SET TASK: Report only the number of lines that hold the word "content".
** Begin PROVIDED INFORMATION **
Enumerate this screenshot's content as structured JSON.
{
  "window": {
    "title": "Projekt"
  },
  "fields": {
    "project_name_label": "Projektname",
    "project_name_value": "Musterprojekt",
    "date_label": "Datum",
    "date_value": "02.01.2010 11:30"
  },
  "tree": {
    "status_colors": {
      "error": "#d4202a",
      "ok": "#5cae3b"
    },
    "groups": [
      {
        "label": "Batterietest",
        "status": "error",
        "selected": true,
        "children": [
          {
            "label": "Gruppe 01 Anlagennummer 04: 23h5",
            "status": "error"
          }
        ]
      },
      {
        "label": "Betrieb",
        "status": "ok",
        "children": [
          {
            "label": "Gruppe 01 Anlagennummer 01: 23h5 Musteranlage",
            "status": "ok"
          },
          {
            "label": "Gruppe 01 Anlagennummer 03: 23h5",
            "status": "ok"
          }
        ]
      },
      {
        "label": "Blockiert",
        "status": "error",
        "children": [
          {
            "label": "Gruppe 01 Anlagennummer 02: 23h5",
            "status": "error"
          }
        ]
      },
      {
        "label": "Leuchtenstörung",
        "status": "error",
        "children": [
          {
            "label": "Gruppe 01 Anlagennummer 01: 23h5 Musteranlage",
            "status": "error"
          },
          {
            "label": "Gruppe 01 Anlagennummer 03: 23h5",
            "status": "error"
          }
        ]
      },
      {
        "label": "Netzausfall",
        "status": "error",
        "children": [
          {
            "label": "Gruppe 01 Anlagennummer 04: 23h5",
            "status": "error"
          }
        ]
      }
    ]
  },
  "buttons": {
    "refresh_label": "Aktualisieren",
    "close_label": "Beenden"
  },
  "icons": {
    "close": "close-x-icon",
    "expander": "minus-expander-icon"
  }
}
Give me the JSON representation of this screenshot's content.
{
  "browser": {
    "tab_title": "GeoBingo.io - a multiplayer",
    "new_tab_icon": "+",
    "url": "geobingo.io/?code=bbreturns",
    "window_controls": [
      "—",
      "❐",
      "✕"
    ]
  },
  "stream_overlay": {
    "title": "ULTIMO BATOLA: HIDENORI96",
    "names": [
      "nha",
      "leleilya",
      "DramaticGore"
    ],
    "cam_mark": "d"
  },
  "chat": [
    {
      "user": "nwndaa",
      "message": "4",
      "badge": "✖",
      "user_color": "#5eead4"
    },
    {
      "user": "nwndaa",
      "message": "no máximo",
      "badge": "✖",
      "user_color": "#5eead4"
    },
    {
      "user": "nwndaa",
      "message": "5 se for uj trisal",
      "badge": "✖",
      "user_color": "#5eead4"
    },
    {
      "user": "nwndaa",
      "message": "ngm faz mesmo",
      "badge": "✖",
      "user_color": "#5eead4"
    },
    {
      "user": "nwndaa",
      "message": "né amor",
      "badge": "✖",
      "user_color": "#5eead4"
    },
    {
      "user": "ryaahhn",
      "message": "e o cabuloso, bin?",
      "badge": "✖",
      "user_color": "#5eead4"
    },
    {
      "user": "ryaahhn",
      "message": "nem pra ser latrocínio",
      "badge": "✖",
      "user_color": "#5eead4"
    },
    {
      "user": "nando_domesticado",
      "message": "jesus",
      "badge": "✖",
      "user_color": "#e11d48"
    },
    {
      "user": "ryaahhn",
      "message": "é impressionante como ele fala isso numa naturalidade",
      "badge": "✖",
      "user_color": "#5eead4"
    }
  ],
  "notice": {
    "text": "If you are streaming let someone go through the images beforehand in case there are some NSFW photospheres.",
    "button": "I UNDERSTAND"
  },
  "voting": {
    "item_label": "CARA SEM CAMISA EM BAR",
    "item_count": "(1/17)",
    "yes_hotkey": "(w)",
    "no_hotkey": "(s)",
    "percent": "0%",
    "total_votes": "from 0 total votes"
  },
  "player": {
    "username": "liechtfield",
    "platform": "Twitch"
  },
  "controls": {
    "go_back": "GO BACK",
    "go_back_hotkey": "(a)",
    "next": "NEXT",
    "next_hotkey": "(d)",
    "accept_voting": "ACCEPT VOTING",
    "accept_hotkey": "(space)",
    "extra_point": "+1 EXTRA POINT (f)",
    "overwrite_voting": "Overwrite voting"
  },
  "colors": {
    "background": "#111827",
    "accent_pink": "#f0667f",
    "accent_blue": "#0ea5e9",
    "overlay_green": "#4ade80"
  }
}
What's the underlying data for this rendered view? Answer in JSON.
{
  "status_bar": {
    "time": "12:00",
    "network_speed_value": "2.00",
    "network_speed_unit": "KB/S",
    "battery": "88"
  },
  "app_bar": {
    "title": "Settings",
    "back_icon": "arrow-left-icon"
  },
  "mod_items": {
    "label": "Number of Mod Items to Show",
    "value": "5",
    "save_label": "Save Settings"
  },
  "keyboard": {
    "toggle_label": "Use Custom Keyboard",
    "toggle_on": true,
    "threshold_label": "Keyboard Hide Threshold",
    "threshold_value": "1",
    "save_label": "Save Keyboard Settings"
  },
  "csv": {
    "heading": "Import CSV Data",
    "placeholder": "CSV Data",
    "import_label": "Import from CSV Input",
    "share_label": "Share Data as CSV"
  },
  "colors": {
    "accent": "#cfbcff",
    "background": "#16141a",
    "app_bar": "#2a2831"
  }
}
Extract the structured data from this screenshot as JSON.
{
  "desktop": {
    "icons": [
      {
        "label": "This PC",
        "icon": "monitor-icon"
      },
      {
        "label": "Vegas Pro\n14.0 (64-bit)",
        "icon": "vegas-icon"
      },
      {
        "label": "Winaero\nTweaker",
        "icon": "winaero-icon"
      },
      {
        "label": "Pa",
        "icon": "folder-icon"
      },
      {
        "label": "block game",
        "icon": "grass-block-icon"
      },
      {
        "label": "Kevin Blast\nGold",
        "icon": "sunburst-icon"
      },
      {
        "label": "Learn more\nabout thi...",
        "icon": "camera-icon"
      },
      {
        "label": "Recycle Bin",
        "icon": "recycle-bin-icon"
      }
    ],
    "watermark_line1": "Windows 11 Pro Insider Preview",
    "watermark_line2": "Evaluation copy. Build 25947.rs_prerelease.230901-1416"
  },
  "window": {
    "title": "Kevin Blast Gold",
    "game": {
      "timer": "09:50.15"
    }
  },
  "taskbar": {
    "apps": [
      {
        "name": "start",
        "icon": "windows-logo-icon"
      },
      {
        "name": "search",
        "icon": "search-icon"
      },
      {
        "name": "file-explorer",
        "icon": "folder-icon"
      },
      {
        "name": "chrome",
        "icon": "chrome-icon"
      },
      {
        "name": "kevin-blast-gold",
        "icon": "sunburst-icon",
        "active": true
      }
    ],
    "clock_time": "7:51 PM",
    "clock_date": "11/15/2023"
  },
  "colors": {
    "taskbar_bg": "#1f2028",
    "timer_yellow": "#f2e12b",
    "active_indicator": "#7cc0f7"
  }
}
** End PROVIDED INFORMATION **
COMPLETED EXERCISE: 2